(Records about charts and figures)
***

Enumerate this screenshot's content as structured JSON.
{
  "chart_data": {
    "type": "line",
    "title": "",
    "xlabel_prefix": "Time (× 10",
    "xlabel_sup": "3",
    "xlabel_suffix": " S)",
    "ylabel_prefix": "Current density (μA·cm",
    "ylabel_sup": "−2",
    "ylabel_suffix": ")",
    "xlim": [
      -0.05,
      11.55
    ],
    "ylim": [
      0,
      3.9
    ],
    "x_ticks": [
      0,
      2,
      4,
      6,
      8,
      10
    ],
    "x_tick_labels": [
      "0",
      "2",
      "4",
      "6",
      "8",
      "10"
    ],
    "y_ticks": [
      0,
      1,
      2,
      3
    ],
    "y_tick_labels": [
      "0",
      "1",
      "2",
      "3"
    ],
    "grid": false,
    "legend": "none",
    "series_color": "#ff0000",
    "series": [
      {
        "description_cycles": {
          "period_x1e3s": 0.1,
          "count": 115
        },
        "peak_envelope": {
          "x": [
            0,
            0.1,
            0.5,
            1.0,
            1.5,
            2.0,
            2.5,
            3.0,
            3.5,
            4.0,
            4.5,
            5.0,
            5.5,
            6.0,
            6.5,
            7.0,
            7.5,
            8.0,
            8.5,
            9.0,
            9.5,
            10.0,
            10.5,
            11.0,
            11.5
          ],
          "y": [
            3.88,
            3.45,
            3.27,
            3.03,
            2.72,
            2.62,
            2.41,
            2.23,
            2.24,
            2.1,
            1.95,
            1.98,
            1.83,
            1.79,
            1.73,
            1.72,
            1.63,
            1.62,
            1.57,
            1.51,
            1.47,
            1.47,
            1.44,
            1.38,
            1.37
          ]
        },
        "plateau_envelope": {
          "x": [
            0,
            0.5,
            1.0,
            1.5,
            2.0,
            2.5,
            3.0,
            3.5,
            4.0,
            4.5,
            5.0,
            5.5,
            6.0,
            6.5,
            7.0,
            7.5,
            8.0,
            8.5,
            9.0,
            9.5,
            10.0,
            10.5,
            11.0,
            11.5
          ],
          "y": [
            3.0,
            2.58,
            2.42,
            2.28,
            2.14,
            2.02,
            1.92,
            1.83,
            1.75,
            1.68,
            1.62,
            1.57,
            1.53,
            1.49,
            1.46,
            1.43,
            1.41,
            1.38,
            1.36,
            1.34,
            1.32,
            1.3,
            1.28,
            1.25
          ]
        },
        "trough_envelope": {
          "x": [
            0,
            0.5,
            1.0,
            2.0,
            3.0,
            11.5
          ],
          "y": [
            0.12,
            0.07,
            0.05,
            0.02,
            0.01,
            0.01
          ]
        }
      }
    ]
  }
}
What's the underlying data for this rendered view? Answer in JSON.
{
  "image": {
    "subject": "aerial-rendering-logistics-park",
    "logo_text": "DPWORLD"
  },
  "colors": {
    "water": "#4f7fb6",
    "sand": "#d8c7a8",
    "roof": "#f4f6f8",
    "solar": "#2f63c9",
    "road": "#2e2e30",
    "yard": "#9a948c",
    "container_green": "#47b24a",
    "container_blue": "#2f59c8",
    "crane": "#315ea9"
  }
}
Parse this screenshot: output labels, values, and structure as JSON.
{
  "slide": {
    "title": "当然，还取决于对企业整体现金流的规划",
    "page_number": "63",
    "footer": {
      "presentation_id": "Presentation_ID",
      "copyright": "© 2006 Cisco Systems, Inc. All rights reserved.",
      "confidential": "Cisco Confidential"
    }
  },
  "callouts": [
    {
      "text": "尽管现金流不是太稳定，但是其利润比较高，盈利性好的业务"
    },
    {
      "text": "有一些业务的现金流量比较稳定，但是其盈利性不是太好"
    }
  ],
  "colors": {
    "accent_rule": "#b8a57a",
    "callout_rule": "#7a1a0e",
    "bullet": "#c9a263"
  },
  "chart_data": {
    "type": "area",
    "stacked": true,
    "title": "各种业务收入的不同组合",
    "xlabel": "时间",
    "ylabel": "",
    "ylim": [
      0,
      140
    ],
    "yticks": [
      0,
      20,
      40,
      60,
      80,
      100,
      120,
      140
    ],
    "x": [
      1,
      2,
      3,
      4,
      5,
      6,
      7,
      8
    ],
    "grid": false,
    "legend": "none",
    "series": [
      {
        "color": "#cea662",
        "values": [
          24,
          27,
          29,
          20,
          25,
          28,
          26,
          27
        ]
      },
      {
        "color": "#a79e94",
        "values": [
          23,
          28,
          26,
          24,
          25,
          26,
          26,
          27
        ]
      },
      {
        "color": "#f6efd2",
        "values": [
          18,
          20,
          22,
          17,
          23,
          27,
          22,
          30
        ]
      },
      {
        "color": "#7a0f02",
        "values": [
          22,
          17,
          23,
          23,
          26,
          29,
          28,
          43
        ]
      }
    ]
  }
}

***

To do:
Count the lines in the records above that contain the word "title", and give only the number.

Task solution:
3